◆ **EXERCISE AIM**
The records that follow need to be output exactly as they are.

───── RECORD SET ─────

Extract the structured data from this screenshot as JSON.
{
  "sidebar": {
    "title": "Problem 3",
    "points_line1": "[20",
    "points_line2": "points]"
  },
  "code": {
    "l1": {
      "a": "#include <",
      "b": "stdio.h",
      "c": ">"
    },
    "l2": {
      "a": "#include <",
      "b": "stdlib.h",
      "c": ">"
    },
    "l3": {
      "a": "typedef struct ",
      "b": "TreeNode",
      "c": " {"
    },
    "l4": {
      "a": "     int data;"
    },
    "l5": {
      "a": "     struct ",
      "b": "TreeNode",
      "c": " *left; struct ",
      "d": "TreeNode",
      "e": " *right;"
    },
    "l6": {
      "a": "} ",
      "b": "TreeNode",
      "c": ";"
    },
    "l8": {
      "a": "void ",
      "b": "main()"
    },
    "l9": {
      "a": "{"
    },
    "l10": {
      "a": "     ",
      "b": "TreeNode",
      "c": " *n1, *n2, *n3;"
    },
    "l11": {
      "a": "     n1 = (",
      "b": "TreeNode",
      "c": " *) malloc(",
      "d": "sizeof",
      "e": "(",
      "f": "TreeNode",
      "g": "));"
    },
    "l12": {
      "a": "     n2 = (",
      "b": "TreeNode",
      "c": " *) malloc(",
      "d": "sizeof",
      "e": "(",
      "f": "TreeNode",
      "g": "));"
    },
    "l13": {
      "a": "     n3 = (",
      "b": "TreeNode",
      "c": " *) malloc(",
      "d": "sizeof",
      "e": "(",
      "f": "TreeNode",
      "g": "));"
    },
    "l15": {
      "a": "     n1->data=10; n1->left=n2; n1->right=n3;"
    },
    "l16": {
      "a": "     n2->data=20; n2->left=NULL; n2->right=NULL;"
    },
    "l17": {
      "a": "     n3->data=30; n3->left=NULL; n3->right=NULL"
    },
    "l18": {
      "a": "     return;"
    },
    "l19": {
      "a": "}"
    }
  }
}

─────

◆ **EXERCISE ANSWER**
Extract the structured data from this screenshot as JSON.
{
  "sidebar": {
    "title": "Problem 3",
    "points_line1": "[20",
    "points_line2": "points]"
  },
  "code": {
    "l1": {
      "a": "#include <",
      "b": "stdio.h",
      "c": ">"
    },
    "l2": {
      "a": "#include <",
      "b": "stdlib.h",
      "c": ">"
    },
    "l3": {
      "a": "typedef struct ",
      "b": "TreeNode",
      "c": " {"
    },
    "l4": {
      "a": "     int data;"
    },
    "l5": {
      "a": "     struct ",
      "b": "TreeNode",
      "c": " *left; struct ",
      "d": "TreeNode",
      "e": " *right;"
    },
    "l6": {
      "a": "} ",
      "b": "TreeNode",
      "c": ";"
    },
    "l8": {
      "a": "void ",
      "b": "main()"
    },
    "l9": {
      "a": "{"
    },
    "l10": {
      "a": "     ",
      "b": "TreeNode",
      "c": " *n1, *n2, *n3;"
    },
    "l11": {
      "a": "     n1 = (",
      "b": "TreeNode",
      "c": " *) malloc(",
      "d": "sizeof",
      "e": "(",
      "f": "TreeNode",
      "g": "));"
    },
    "l12": {
      "a": "     n2 = (",
      "b": "TreeNode",
      "c": " *) malloc(",
      "d": "sizeof",
      "e": "(",
      "f": "TreeNode",
      "g": "));"
    },
    "l13": {
      "a": "     n3 = (",
      "b": "TreeNode",
      "c": " *) malloc(",
      "d": "sizeof",
      "e": "(",
      "f": "TreeNode",
      "g": "));"
    },
    "l15": {
      "a": "     n1->data=10; n1->left=n2; n1->right=n3;"
    },
    "l16": {
      "a": "     n2->data=20; n2->left=NULL; n2->right=NULL;"
    },
    "l17": {
      "a": "     n3->data=30; n3->left=NULL; n3->right=NULL"
    },
    "l18": {
      "a": "     return;"
    },
    "l19": {
      "a": "}"
    }
  }
}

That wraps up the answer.